Copy all of the material exactly. Pictures are not to appear in the copy.

**** Exercise material

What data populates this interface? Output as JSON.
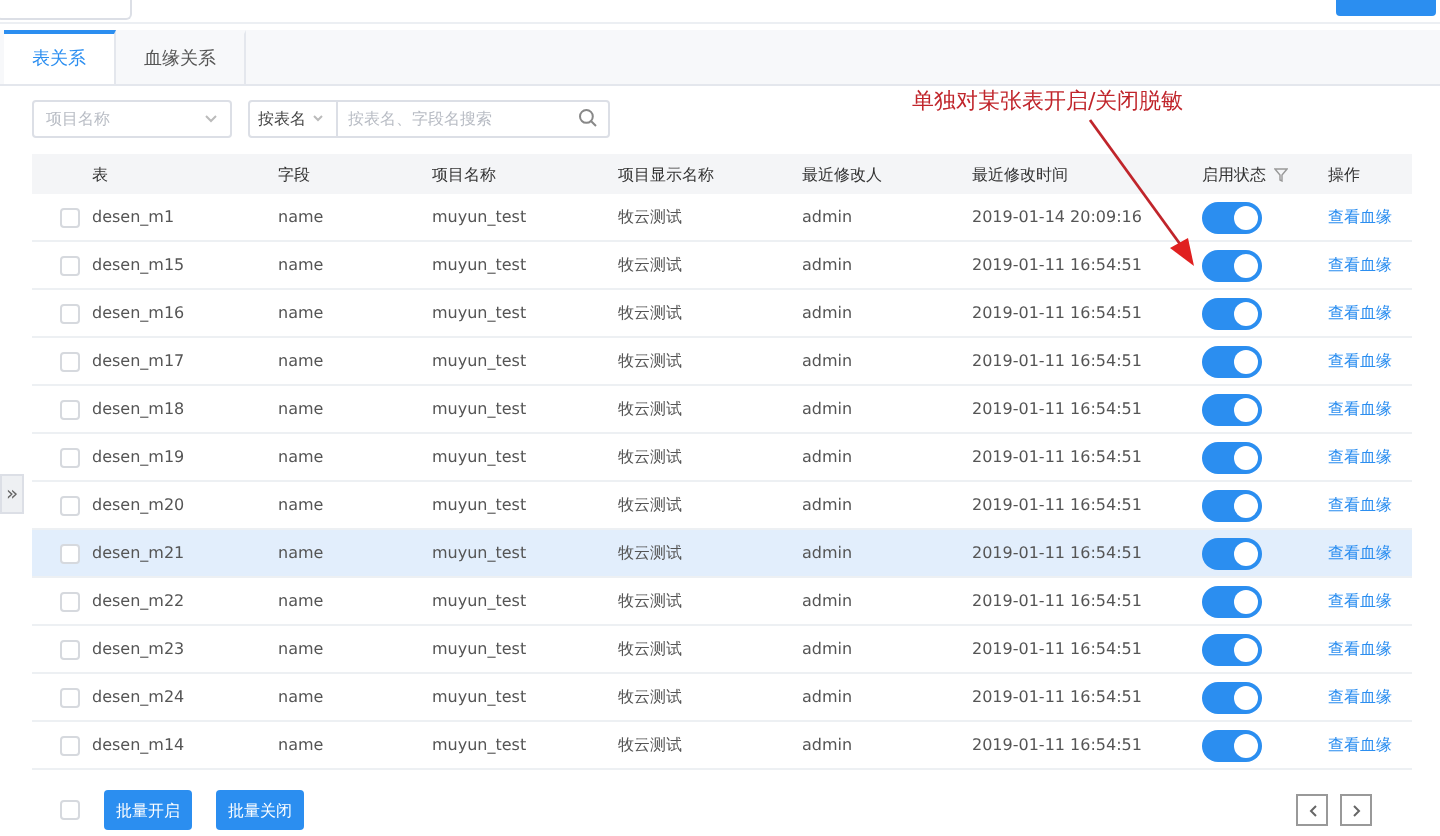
{
  "tabs": [
    {
      "label": "表关系",
      "selected": true
    },
    {
      "label": "血缘关系",
      "selected": false
    }
  ],
  "filters": {
    "project": {
      "placeholder": "项目名称"
    },
    "search_mode": {
      "value": "按表名"
    },
    "search": {
      "placeholder": "按表名、字段名搜索"
    }
  },
  "annotation": {
    "text": "单独对某张表开启/关闭脱敏"
  },
  "table": {
    "columns": [
      "表",
      "字段",
      "项目名称",
      "项目显示名称",
      "最近修改人",
      "最近修改时间",
      "启用状态",
      "操作"
    ],
    "rows": [
      {
        "cells": [
          "desen_m1",
          "name",
          "muyun_test",
          "牧云测试",
          "admin",
          "2019-01-14 20:09:16"
        ],
        "checked": false,
        "selected": false,
        "on": true,
        "action": "查看血缘"
      },
      {
        "cells": [
          "desen_m15",
          "name",
          "muyun_test",
          "牧云测试",
          "admin",
          "2019-01-11 16:54:51"
        ],
        "checked": false,
        "selected": false,
        "on": true,
        "action": "查看血缘"
      },
      {
        "cells": [
          "desen_m16",
          "name",
          "muyun_test",
          "牧云测试",
          "admin",
          "2019-01-11 16:54:51"
        ],
        "checked": false,
        "selected": false,
        "on": true,
        "action": "查看血缘"
      },
      {
        "cells": [
          "desen_m17",
          "name",
          "muyun_test",
          "牧云测试",
          "admin",
          "2019-01-11 16:54:51"
        ],
        "checked": false,
        "selected": false,
        "on": true,
        "action": "查看血缘"
      },
      {
        "cells": [
          "desen_m18",
          "name",
          "muyun_test",
          "牧云测试",
          "admin",
          "2019-01-11 16:54:51"
        ],
        "checked": false,
        "selected": false,
        "on": true,
        "action": "查看血缘"
      },
      {
        "cells": [
          "desen_m19",
          "name",
          "muyun_test",
          "牧云测试",
          "admin",
          "2019-01-11 16:54:51"
        ],
        "checked": false,
        "selected": false,
        "on": true,
        "action": "查看血缘"
      },
      {
        "cells": [
          "desen_m20",
          "name",
          "muyun_test",
          "牧云测试",
          "admin",
          "2019-01-11 16:54:51"
        ],
        "checked": false,
        "selected": false,
        "on": true,
        "action": "查看血缘"
      },
      {
        "cells": [
          "desen_m21",
          "name",
          "muyun_test",
          "牧云测试",
          "admin",
          "2019-01-11 16:54:51"
        ],
        "checked": false,
        "selected": true,
        "on": true,
        "action": "查看血缘"
      },
      {
        "cells": [
          "desen_m22",
          "name",
          "muyun_test",
          "牧云测试",
          "admin",
          "2019-01-11 16:54:51"
        ],
        "checked": false,
        "selected": false,
        "on": true,
        "action": "查看血缘"
      },
      {
        "cells": [
          "desen_m23",
          "name",
          "muyun_test",
          "牧云测试",
          "admin",
          "2019-01-11 16:54:51"
        ],
        "checked": false,
        "selected": false,
        "on": true,
        "action": "查看血缘"
      },
      {
        "cells": [
          "desen_m24",
          "name",
          "muyun_test",
          "牧云测试",
          "admin",
          "2019-01-11 16:54:51"
        ],
        "checked": false,
        "selected": false,
        "on": true,
        "action": "查看血缘"
      },
      {
        "cells": [
          "desen_m14",
          "name",
          "muyun_test",
          "牧云测试",
          "admin",
          "2019-01-11 16:54:51"
        ],
        "checked": false,
        "selected": false,
        "on": true,
        "action": "查看血缘"
      }
    ]
  },
  "footer": {
    "select_all_checked": false,
    "buttons": [
      "批量开启",
      "批量关闭"
    ]
  },
  "expand_handle": "»"
}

********

• Expected answer
What data populates this interface? Output as JSON.
{
  "tabs": [
    {
      "label": "表关系",
      "selected": true
    },
    {
      "label": "血缘关系",
      "selected": false
    }
  ],
  "filters": {
    "project": {
      "placeholder": "项目名称"
    },
    "search_mode": {
      "value": "按表名"
    },
    "search": {
      "placeholder": "按表名、字段名搜索"
    }
  },
  "annotation": {
    "text": "单独对某张表开启/关闭脱敏"
  },
  "table": {
    "columns": [
      "表",
      "字段",
      "项目名称",
      "项目显示名称",
      "最近修改人",
      "最近修改时间",
      "启用状态",
      "操作"
    ],
    "rows": [
      {
        "cells": [
          "desen_m1",
          "name",
          "muyun_test",
          "牧云测试",
          "admin",
          "2019-01-14 20:09:16"
        ],
        "checked": false,
        "selected": false,
        "on": true,
        "action": "查看血缘"
      },
      {
        "cells": [
          "desen_m15",
          "name",
          "muyun_test",
          "牧云测试",
          "admin",
          "2019-01-11 16:54:51"
        ],
        "checked": false,
        "selected": false,
        "on": true,
        "action": "查看血缘"
      },
      {
        "cells": [
          "desen_m16",
          "name",
          "muyun_test",
          "牧云测试",
          "admin",
          "2019-01-11 16:54:51"
        ],
        "checked": false,
        "selected": false,
        "on": true,
        "action": "查看血缘"
      },
      {
        "cells": [
          "desen_m17",
          "name",
          "muyun_test",
          "牧云测试",
          "admin",
          "2019-01-11 16:54:51"
        ],
        "checked": false,
        "selected": false,
        "on": true,
        "action": "查看血缘"
      },
      {
        "cells": [
          "desen_m18",
          "name",
          "muyun_test",
          "牧云测试",
          "admin",
          "2019-01-11 16:54:51"
        ],
        "checked": false,
        "selected": false,
        "on": true,
        "action": "查看血缘"
      },
      {
        "cells": [
          "desen_m19",
          "name",
          "muyun_test",
          "牧云测试",
          "admin",
          "2019-01-11 16:54:51"
        ],
        "checked": false,
        "selected": false,
        "on": true,
        "action": "查看血缘"
      },
      {
        "cells": [
          "desen_m20",
          "name",
          "muyun_test",
          "牧云测试",
          "admin",
          "2019-01-11 16:54:51"
        ],
        "checked": false,
        "selected": false,
        "on": true,
        "action": "查看血缘"
      },
      {
        "cells": [
          "desen_m21",
          "name",
          "muyun_test",
          "牧云测试",
          "admin",
          "2019-01-11 16:54:51"
        ],
        "checked": false,
        "selected": true,
        "on": true,
        "action": "查看血缘"
      },
      {
        "cells": [
          "desen_m22",
          "name",
          "muyun_test",
          "牧云测试",
          "admin",
          "2019-01-11 16:54:51"
        ],
        "checked": false,
        "selected": false,
        "on": true,
        "action": "查看血缘"
      },
      {
        "cells": [
          "desen_m23",
          "name",
          "muyun_test",
          "牧云测试",
          "admin",
          "2019-01-11 16:54:51"
        ],
        "checked": false,
        "selected": false,
        "on": true,
        "action": "查看血缘"
      },
      {
        "cells": [
          "desen_m24",
          "name",
          "muyun_test",
          "牧云测试",
          "admin",
          "2019-01-11 16:54:51"
        ],
        "checked": false,
        "selected": false,
        "on": true,
        "action": "查看血缘"
      },
      {
        "cells": [
          "desen_m14",
          "name",
          "muyun_test",
          "牧云测试",
          "admin",
          "2019-01-11 16:54:51"
        ],
        "checked": false,
        "selected": false,
        "on": true,
        "action": "查看血缘"
      }
    ]
  },
  "footer": {
    "select_all_checked": false,
    "buttons": [
      "批量开启",
      "批量关闭"
    ]
  },
  "expand_handle": "»"
}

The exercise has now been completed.